▶ AIM: Output a single figure: the number of lines in which the word "MWCNTs" appears.

▶ DATA SECTION:
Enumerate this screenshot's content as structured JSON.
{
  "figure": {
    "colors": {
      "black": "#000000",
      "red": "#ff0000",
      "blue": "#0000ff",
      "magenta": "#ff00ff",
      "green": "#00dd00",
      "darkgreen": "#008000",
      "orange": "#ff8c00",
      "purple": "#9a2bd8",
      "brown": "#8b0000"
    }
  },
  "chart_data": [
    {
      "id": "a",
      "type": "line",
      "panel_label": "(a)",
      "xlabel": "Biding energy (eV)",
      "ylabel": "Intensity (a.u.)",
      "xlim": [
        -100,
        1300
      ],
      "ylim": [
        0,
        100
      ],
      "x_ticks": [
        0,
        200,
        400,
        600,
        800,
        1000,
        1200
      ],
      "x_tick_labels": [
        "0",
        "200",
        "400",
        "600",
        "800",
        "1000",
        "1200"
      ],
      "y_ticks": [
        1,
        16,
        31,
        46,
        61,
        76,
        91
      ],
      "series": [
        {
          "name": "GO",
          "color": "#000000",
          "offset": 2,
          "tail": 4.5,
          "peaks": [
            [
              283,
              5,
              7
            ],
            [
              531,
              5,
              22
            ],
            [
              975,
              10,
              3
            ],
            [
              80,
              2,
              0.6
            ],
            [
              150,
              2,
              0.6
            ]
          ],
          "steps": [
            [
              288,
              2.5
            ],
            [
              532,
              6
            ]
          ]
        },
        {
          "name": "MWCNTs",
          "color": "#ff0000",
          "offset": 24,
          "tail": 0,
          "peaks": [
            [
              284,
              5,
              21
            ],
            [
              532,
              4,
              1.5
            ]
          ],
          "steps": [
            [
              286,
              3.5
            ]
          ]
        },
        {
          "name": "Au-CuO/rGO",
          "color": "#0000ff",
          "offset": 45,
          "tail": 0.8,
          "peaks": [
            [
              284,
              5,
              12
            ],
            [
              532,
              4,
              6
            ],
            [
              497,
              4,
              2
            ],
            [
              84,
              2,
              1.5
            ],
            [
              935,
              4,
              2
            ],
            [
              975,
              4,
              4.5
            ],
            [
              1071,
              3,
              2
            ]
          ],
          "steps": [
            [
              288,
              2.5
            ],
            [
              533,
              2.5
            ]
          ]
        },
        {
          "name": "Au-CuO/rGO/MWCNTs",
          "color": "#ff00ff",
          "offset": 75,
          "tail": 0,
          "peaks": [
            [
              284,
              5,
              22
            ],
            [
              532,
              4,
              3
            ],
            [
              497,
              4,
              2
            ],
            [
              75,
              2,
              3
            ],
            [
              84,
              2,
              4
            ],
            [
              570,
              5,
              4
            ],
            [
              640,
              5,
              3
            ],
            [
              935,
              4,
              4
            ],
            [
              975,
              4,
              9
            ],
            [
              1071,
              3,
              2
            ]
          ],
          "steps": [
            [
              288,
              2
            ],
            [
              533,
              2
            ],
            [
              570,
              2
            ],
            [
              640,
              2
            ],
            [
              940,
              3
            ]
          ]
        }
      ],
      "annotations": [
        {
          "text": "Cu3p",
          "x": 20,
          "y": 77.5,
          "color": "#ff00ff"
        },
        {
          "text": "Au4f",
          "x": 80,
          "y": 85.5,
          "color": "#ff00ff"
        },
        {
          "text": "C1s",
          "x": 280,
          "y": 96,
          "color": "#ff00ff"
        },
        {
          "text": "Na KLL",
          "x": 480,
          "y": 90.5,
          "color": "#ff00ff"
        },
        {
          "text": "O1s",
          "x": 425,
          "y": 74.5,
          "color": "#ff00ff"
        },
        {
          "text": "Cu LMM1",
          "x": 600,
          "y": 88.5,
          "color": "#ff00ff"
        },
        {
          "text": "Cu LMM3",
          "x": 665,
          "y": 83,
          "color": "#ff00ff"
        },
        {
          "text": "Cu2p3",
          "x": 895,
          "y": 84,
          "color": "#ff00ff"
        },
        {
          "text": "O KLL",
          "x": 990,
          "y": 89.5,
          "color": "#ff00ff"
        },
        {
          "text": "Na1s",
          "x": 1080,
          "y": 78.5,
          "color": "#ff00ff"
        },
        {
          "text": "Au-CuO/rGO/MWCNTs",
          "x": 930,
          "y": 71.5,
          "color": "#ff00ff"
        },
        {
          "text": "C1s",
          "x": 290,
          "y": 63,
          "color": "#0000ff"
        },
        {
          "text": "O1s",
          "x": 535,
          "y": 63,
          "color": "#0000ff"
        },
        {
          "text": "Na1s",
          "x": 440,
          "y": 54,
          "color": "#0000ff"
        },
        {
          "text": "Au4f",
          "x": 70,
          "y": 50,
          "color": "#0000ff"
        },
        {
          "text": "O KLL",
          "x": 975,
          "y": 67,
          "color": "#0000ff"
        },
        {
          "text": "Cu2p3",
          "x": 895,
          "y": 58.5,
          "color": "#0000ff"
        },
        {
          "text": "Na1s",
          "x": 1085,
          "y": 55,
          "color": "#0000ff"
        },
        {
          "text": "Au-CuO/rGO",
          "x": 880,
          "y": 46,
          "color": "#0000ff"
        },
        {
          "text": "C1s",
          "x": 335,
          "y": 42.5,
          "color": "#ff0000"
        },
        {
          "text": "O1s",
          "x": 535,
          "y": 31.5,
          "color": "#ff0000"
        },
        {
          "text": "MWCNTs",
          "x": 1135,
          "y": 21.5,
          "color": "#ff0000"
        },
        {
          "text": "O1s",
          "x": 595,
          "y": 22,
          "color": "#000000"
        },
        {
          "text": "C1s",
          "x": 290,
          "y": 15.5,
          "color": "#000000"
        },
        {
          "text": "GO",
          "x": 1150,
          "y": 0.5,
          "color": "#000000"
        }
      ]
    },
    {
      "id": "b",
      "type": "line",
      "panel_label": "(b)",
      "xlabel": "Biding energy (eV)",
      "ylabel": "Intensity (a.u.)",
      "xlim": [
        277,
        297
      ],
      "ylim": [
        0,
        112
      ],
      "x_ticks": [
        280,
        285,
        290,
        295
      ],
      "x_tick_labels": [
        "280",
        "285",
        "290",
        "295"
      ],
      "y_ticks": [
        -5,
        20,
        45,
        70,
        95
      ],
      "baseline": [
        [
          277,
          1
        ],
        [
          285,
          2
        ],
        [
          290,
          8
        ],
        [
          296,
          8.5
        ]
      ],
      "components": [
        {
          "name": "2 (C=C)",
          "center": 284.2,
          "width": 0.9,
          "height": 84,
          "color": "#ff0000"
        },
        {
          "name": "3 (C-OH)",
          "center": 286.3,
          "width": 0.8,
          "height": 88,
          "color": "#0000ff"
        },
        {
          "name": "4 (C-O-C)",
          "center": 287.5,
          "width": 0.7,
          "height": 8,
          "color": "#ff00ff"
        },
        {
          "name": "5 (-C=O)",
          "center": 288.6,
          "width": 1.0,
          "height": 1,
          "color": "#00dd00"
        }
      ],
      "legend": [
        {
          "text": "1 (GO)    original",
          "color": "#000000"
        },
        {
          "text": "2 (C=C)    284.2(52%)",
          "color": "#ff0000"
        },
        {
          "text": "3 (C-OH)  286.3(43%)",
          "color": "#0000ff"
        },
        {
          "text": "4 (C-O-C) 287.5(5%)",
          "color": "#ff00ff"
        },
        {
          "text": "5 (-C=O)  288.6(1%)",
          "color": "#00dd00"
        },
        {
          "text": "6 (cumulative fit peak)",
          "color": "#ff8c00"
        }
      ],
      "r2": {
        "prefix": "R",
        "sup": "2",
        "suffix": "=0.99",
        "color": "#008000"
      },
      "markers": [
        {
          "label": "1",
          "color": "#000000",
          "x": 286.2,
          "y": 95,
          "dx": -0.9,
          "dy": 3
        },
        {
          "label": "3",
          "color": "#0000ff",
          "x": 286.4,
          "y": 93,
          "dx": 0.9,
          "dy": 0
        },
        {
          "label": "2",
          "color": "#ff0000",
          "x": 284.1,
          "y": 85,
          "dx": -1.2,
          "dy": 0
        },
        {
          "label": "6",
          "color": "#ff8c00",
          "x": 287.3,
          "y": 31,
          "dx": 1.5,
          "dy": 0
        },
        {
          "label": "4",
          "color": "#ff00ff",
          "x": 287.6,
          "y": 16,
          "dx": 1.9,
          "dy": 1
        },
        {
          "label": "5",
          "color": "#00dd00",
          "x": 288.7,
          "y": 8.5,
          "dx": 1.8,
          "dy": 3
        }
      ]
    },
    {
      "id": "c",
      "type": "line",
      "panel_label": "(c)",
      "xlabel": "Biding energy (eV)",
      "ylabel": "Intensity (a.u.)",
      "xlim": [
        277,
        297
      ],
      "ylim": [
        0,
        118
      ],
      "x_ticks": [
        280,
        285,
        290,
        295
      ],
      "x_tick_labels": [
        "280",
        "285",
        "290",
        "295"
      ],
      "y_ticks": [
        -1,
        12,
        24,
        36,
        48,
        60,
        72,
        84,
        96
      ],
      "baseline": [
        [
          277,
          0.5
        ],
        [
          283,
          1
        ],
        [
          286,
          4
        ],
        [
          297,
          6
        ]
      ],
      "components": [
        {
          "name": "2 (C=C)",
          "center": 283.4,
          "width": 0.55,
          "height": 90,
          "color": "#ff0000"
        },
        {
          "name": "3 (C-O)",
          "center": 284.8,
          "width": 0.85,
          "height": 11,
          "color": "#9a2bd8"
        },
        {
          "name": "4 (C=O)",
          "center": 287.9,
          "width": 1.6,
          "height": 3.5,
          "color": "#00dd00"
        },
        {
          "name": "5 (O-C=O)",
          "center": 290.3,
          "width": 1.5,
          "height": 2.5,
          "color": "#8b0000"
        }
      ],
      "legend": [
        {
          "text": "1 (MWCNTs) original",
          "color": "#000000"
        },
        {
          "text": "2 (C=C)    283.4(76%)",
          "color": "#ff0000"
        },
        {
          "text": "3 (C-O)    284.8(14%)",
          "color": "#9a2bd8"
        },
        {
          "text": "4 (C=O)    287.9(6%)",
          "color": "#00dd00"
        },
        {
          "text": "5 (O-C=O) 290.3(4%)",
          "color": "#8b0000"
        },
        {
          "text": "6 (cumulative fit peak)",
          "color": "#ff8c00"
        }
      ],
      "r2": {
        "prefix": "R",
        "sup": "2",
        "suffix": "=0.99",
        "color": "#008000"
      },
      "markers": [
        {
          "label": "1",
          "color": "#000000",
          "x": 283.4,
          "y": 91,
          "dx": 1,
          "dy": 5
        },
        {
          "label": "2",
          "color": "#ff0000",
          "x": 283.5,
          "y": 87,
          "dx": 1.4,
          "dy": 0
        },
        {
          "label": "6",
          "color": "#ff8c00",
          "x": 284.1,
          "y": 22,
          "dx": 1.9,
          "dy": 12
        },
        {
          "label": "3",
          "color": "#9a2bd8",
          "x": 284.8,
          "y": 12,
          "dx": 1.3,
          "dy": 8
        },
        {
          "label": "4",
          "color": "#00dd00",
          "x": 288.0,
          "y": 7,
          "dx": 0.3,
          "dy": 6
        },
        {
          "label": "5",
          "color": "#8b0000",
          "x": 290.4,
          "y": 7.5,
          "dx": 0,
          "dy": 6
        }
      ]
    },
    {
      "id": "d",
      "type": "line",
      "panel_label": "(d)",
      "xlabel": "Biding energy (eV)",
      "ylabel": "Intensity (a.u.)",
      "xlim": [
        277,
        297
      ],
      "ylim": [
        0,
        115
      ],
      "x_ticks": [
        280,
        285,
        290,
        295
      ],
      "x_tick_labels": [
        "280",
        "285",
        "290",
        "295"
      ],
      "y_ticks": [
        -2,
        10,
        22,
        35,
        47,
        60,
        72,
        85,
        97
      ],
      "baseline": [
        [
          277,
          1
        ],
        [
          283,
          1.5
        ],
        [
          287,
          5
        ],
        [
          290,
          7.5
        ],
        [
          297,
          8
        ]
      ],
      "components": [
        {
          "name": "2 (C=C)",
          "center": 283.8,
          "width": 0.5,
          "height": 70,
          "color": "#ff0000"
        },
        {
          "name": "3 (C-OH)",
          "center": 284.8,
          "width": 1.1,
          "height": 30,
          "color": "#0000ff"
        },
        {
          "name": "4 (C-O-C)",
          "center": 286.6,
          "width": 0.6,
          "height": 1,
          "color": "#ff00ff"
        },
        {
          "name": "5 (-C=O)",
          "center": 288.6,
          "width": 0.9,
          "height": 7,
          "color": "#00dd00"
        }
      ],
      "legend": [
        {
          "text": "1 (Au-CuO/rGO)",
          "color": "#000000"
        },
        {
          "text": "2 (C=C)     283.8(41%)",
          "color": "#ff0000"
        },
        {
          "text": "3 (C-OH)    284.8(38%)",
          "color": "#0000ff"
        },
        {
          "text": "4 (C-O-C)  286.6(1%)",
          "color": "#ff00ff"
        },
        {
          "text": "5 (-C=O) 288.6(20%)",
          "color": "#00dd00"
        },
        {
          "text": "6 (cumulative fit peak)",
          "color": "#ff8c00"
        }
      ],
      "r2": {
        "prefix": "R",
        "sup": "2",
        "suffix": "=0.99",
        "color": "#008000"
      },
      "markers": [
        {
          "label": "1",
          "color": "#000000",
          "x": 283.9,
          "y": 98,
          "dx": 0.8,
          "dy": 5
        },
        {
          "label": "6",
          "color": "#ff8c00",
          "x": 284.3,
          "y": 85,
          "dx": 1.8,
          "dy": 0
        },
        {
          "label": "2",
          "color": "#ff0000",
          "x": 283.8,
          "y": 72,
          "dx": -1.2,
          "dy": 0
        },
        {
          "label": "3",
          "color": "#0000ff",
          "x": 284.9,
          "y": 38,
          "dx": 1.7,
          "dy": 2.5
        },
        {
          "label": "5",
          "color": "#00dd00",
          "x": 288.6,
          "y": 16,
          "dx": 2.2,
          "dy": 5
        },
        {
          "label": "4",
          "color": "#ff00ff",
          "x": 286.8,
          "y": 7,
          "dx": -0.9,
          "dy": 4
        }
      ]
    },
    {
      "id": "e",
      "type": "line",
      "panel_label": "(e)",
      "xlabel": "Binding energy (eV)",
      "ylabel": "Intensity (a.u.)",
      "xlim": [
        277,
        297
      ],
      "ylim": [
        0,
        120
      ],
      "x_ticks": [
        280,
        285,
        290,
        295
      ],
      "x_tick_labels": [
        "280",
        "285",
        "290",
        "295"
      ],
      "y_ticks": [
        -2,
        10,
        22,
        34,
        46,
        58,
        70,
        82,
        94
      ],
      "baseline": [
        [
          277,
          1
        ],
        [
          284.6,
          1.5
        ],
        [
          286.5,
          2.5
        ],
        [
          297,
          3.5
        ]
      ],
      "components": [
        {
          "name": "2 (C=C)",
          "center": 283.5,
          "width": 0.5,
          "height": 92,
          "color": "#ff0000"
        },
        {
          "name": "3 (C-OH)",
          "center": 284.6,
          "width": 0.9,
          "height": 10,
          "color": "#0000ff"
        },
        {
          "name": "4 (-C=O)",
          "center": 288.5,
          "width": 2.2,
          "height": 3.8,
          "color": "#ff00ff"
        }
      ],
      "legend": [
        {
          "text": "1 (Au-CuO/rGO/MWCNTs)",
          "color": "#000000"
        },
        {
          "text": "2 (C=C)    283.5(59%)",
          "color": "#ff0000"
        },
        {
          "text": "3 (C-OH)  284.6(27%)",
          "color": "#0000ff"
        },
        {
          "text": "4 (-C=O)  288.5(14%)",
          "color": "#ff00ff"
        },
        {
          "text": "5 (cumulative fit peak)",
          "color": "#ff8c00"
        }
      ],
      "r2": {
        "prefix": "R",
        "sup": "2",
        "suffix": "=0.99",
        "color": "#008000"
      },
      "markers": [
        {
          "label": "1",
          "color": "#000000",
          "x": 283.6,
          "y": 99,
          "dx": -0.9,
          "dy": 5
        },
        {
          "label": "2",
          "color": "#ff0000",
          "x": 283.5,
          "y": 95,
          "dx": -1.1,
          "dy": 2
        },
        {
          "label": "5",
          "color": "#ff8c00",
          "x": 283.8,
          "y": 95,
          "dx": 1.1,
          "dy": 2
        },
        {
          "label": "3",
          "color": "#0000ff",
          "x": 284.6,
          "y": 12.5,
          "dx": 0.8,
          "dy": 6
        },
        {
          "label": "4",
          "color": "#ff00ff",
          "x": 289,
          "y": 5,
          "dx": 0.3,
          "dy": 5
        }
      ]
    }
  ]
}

▶ RESULT OF THE TASK: 6